Locate each line holding the string "median" and copy it.
═══ Record excerpts
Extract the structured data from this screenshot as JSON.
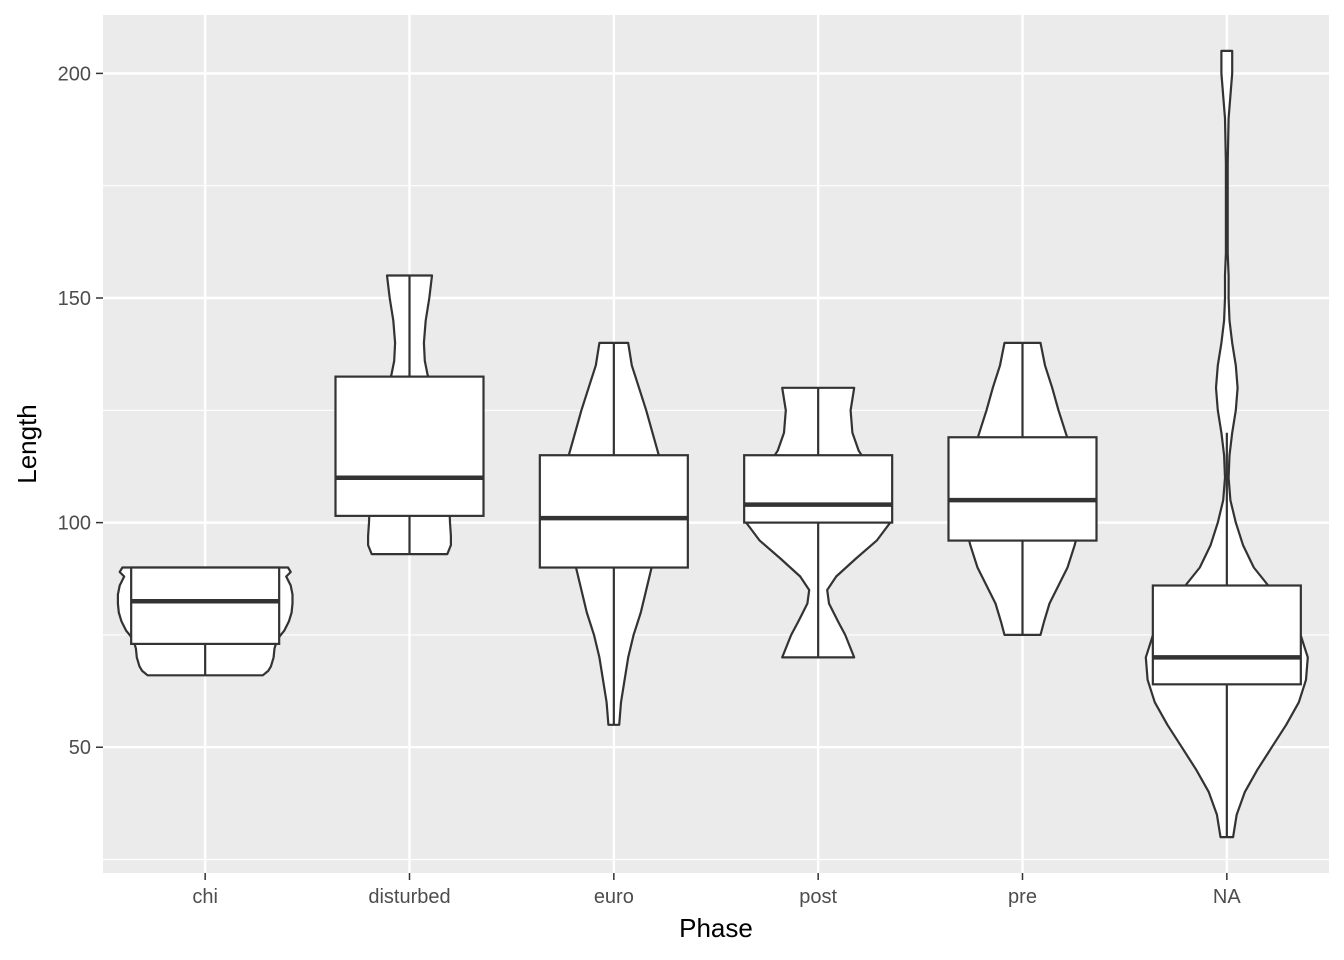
{
  "chart_data": {
    "type": "violin+boxplot",
    "title": "",
    "xlabel": "Phase",
    "ylabel": "Length",
    "ylim": [
      22,
      213
    ],
    "yticks": [
      50,
      100,
      150,
      200
    ],
    "grid": true,
    "legend": "none",
    "colors": {
      "panel": "#ebebeb",
      "grid": "#ffffff",
      "stroke": "#333333",
      "fill": "#ffffff"
    },
    "categories": [
      "chi",
      "disturbed",
      "euro",
      "post",
      "pre",
      "NA"
    ],
    "groups": [
      {
        "category": "chi",
        "box": {
          "lower_whisker": 66,
          "q1": 73,
          "median": 82.5,
          "q3": 90,
          "upper_whisker": 90
        },
        "violin": [
          [
            66,
            0.64
          ],
          [
            67,
            0.7
          ],
          [
            68,
            0.73
          ],
          [
            70,
            0.76
          ],
          [
            72,
            0.77
          ],
          [
            74,
            0.8
          ],
          [
            76,
            0.88
          ],
          [
            78,
            0.93
          ],
          [
            80,
            0.96
          ],
          [
            82,
            0.97
          ],
          [
            84,
            0.97
          ],
          [
            86,
            0.95
          ],
          [
            88,
            0.9
          ],
          [
            89,
            0.95
          ],
          [
            90,
            0.92
          ]
        ]
      },
      {
        "category": "disturbed",
        "box": {
          "lower_whisker": 93,
          "q1": 101.5,
          "median": 110,
          "q3": 132.5,
          "upper_whisker": 155
        },
        "violin": [
          [
            93,
            0.42
          ],
          [
            95,
            0.46
          ],
          [
            97,
            0.46
          ],
          [
            100,
            0.45
          ],
          [
            105,
            0.44
          ],
          [
            110,
            0.43
          ],
          [
            115,
            0.42
          ],
          [
            120,
            0.38
          ],
          [
            125,
            0.32
          ],
          [
            130,
            0.25
          ],
          [
            133,
            0.2
          ],
          [
            136,
            0.17
          ],
          [
            140,
            0.16
          ],
          [
            145,
            0.18
          ],
          [
            150,
            0.22
          ],
          [
            155,
            0.25
          ]
        ]
      },
      {
        "category": "euro",
        "box": {
          "lower_whisker": 55,
          "q1": 90,
          "median": 101,
          "q3": 115,
          "upper_whisker": 140
        },
        "violin": [
          [
            55,
            0.06
          ],
          [
            60,
            0.08
          ],
          [
            65,
            0.12
          ],
          [
            70,
            0.16
          ],
          [
            75,
            0.22
          ],
          [
            80,
            0.3
          ],
          [
            85,
            0.36
          ],
          [
            90,
            0.42
          ],
          [
            95,
            0.5
          ],
          [
            100,
            0.56
          ],
          [
            105,
            0.58
          ],
          [
            110,
            0.57
          ],
          [
            115,
            0.5
          ],
          [
            120,
            0.43
          ],
          [
            125,
            0.36
          ],
          [
            130,
            0.28
          ],
          [
            135,
            0.2
          ],
          [
            140,
            0.16
          ]
        ]
      },
      {
        "category": "post",
        "box": {
          "lower_whisker": 70,
          "q1": 100,
          "median": 104,
          "q3": 115,
          "upper_whisker": 130
        },
        "violin": [
          [
            70,
            0.4
          ],
          [
            72,
            0.36
          ],
          [
            75,
            0.3
          ],
          [
            78,
            0.22
          ],
          [
            82,
            0.12
          ],
          [
            85,
            0.1
          ],
          [
            88,
            0.2
          ],
          [
            92,
            0.42
          ],
          [
            96,
            0.65
          ],
          [
            100,
            0.8
          ],
          [
            103,
            0.82
          ],
          [
            105,
            0.8
          ],
          [
            108,
            0.75
          ],
          [
            112,
            0.58
          ],
          [
            116,
            0.45
          ],
          [
            120,
            0.38
          ],
          [
            125,
            0.36
          ],
          [
            130,
            0.4
          ]
        ]
      },
      {
        "category": "pre",
        "box": {
          "lower_whisker": 75,
          "q1": 96,
          "median": 105,
          "q3": 119,
          "upper_whisker": 140
        },
        "violin": [
          [
            75,
            0.2
          ],
          [
            78,
            0.24
          ],
          [
            82,
            0.3
          ],
          [
            86,
            0.4
          ],
          [
            90,
            0.5
          ],
          [
            95,
            0.58
          ],
          [
            100,
            0.64
          ],
          [
            105,
            0.66
          ],
          [
            110,
            0.62
          ],
          [
            115,
            0.56
          ],
          [
            120,
            0.48
          ],
          [
            125,
            0.4
          ],
          [
            130,
            0.33
          ],
          [
            135,
            0.25
          ],
          [
            140,
            0.2
          ]
        ]
      },
      {
        "category": "NA",
        "box": {
          "lower_whisker": 30,
          "q1": 64,
          "median": 70,
          "q3": 86,
          "upper_whisker": 120
        },
        "violin": [
          [
            30,
            0.07
          ],
          [
            35,
            0.11
          ],
          [
            40,
            0.2
          ],
          [
            45,
            0.34
          ],
          [
            50,
            0.5
          ],
          [
            55,
            0.66
          ],
          [
            60,
            0.8
          ],
          [
            65,
            0.88
          ],
          [
            70,
            0.9
          ],
          [
            75,
            0.82
          ],
          [
            80,
            0.68
          ],
          [
            85,
            0.5
          ],
          [
            90,
            0.3
          ],
          [
            95,
            0.18
          ],
          [
            100,
            0.1
          ],
          [
            105,
            0.04
          ],
          [
            110,
            0.02
          ],
          [
            115,
            0.03
          ],
          [
            120,
            0.06
          ],
          [
            125,
            0.1
          ],
          [
            130,
            0.12
          ],
          [
            135,
            0.1
          ],
          [
            140,
            0.06
          ],
          [
            145,
            0.03
          ],
          [
            150,
            0.02
          ],
          [
            155,
            0.02
          ],
          [
            160,
            0.01
          ],
          [
            170,
            0.01
          ],
          [
            180,
            0.01
          ],
          [
            190,
            0.02
          ],
          [
            195,
            0.04
          ],
          [
            200,
            0.06
          ],
          [
            205,
            0.06
          ]
        ]
      }
    ]
  }
}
══════
__Complete response__
          "median": 82.5,
          "median": 110,
          "median": 101,
          "median": 104,
          "median": 105,
          "median": 70,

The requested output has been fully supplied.